What to produce
In the data, from the first line through the line containing "demand-bar-промышленность — [279, 120, 294, 238]", inclusive, update every "demand-bar" to "demand-column". Give those lines again with nothing else changed.

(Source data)
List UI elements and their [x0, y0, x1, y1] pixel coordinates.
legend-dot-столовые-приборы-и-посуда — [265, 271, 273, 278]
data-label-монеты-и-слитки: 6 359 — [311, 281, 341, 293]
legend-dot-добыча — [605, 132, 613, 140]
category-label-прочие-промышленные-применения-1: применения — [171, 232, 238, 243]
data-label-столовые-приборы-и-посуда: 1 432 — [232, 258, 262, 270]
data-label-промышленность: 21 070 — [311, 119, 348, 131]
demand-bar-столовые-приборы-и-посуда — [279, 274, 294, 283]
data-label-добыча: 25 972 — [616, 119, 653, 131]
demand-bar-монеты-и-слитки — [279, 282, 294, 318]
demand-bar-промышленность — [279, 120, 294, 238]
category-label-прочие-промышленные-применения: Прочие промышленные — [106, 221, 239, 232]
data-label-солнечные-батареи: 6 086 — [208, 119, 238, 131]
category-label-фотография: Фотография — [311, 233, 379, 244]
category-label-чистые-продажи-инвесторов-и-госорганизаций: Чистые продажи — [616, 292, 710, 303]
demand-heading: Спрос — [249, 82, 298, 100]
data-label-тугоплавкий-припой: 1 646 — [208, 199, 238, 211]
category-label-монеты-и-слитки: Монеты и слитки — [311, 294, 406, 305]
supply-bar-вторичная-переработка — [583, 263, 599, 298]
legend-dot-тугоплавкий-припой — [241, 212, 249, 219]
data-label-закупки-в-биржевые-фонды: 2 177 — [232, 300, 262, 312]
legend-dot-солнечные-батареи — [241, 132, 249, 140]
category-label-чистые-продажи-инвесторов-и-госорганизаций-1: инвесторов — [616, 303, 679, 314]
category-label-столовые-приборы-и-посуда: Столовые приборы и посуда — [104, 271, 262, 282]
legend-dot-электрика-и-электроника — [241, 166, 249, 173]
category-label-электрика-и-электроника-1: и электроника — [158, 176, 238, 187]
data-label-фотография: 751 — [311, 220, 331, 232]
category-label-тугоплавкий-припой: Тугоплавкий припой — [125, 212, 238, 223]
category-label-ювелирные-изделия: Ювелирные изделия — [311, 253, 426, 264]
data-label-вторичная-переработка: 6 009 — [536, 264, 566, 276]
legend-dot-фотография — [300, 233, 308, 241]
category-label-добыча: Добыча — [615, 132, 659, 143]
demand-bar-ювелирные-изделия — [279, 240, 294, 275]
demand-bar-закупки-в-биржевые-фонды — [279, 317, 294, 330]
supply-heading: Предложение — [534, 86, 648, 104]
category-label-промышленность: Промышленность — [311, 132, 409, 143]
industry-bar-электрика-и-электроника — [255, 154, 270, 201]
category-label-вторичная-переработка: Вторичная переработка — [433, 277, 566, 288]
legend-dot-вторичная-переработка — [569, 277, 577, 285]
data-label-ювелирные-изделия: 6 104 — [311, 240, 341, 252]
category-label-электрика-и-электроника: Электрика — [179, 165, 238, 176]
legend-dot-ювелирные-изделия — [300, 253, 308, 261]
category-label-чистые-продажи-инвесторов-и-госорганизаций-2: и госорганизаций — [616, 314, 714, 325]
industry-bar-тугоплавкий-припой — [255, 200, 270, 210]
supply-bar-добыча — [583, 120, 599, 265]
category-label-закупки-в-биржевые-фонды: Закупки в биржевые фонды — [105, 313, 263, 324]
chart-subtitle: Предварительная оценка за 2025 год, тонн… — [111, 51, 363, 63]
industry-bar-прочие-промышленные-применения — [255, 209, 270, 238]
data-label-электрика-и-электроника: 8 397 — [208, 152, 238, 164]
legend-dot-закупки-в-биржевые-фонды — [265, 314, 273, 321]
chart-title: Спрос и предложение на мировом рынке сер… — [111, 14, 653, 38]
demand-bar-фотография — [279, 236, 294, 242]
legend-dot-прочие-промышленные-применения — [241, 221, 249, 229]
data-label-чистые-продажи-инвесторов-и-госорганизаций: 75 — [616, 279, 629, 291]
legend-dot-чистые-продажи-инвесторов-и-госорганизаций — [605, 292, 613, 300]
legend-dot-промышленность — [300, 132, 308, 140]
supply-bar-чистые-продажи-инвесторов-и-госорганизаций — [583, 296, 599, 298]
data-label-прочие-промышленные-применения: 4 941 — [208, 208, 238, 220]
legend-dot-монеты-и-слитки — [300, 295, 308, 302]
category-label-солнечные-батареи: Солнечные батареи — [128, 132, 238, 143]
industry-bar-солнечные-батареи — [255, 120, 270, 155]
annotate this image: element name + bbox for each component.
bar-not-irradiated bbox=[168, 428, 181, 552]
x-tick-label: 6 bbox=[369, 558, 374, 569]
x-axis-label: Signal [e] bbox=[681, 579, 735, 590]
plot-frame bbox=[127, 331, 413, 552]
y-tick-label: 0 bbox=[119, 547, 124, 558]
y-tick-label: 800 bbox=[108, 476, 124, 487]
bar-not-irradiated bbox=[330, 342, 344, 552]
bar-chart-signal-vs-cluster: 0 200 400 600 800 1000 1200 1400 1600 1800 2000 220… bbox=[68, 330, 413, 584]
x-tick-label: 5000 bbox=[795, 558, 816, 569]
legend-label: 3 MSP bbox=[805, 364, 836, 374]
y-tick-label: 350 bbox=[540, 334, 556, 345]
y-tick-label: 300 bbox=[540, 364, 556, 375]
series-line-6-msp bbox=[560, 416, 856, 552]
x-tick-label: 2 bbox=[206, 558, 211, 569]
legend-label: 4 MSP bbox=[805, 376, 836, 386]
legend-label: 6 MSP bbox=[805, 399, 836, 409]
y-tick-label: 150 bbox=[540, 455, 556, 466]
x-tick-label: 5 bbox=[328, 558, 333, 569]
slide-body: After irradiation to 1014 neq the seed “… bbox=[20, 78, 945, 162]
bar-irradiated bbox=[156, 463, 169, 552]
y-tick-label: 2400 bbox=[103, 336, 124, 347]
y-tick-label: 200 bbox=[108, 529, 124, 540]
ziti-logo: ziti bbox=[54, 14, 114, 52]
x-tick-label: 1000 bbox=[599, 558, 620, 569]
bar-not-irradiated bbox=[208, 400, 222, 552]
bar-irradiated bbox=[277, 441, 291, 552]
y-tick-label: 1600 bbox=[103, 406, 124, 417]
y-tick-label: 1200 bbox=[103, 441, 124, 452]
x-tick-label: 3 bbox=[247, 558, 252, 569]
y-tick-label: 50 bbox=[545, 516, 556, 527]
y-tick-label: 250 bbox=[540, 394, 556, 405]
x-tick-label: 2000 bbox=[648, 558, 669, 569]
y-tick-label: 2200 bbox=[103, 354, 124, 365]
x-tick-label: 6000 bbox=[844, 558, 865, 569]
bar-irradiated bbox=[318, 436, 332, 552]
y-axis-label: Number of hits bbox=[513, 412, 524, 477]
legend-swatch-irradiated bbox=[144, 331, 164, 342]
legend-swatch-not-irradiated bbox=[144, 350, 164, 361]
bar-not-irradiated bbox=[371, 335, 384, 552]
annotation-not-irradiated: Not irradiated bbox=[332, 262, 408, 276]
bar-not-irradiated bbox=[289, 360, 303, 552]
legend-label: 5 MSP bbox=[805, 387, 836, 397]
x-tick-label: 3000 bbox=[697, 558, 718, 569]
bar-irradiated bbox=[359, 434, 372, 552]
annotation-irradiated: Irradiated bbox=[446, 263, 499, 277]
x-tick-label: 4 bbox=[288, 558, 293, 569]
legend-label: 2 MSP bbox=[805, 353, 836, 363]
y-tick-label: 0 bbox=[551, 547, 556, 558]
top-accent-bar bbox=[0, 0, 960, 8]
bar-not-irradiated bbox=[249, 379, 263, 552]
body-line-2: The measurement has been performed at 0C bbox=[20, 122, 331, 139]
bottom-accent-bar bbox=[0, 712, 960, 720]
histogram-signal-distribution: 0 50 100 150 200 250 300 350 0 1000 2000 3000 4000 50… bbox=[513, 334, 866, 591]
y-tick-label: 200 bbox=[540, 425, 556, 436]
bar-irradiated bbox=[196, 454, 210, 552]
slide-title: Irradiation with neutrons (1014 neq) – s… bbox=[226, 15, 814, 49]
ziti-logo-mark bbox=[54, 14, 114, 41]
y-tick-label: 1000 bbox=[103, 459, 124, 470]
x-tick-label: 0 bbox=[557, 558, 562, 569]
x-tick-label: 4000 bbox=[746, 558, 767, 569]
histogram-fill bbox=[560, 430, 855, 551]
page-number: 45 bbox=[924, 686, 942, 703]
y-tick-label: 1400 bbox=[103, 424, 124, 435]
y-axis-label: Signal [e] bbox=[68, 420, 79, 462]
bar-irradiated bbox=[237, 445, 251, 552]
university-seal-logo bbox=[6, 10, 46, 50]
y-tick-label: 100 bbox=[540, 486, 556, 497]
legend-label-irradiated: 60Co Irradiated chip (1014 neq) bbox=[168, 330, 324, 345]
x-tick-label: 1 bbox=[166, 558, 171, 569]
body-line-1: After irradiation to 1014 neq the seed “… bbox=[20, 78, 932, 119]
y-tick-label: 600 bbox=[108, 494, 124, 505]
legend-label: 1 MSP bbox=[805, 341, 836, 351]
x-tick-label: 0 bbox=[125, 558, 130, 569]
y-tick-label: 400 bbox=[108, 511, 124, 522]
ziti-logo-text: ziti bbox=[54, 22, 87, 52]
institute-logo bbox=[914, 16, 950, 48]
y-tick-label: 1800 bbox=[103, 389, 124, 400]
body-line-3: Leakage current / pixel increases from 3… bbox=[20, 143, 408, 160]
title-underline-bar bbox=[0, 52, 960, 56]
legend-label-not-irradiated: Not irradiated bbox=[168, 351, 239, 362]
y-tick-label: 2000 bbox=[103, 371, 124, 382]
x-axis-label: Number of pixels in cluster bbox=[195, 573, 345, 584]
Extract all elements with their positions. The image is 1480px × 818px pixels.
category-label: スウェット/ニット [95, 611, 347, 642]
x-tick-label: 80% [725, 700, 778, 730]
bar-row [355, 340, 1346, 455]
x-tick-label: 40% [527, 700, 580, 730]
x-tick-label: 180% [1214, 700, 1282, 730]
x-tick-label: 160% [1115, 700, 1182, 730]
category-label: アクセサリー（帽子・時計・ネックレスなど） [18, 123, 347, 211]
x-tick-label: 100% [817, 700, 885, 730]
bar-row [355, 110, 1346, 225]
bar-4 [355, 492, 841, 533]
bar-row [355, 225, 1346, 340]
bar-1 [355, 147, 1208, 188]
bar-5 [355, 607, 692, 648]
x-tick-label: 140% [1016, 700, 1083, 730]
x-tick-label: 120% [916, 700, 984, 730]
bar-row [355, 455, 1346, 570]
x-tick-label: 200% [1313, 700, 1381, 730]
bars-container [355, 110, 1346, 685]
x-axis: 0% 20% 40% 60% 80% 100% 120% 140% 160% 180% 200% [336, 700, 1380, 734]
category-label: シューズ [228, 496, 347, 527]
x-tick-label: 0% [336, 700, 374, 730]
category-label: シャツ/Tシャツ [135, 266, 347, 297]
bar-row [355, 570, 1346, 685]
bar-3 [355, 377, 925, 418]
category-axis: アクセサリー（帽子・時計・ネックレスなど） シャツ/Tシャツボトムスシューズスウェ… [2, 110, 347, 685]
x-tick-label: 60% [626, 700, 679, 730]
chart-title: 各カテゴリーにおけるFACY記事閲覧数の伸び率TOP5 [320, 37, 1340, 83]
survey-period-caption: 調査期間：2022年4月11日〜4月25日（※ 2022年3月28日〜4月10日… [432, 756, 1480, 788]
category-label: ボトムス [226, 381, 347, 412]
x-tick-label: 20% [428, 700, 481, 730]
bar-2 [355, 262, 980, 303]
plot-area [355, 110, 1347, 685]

Solution to this task
List UI elements and their [x0, y0, x1, y1] pixel coordinates.
legend-dot-столовые-приборы-и-посуда — [265, 271, 273, 278]
data-label-монеты-и-слитки: 6 359 — [311, 281, 341, 293]
legend-dot-добыча — [605, 132, 613, 140]
category-label-прочие-промышленные-применения-1: применения — [171, 232, 238, 243]
data-label-столовые-приборы-и-посуда: 1 432 — [232, 258, 262, 270]
data-label-промышленность: 21 070 — [311, 119, 348, 131]
demand-column-столовые-приборы-и-посуда — [279, 274, 294, 283]
data-label-добыча: 25 972 — [616, 119, 653, 131]
demand-column-монеты-и-слитки — [279, 282, 294, 318]
demand-column-промышленность — [279, 120, 294, 238]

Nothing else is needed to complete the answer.